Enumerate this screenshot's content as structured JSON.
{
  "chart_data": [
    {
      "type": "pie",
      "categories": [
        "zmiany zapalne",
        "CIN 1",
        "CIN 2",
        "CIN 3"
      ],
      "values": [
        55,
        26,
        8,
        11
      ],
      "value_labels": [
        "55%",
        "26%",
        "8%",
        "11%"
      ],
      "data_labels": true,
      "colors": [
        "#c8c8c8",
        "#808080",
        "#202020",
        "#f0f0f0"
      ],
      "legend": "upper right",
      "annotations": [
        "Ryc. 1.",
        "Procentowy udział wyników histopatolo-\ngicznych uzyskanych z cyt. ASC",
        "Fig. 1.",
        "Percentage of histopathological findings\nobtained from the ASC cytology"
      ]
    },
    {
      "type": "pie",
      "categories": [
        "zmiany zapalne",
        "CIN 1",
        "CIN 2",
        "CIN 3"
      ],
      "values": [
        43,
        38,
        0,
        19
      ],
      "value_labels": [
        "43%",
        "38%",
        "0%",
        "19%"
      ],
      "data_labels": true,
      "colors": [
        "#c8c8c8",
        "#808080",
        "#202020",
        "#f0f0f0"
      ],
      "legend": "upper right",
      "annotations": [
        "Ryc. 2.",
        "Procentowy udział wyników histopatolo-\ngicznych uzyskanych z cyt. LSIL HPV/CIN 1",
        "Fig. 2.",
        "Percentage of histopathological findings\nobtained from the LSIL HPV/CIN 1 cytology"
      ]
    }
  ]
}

- - -

Given problem: Find the count of lines in the data above where the string "nobtained" occurs. Provide that number alone.

Answer to this task: 2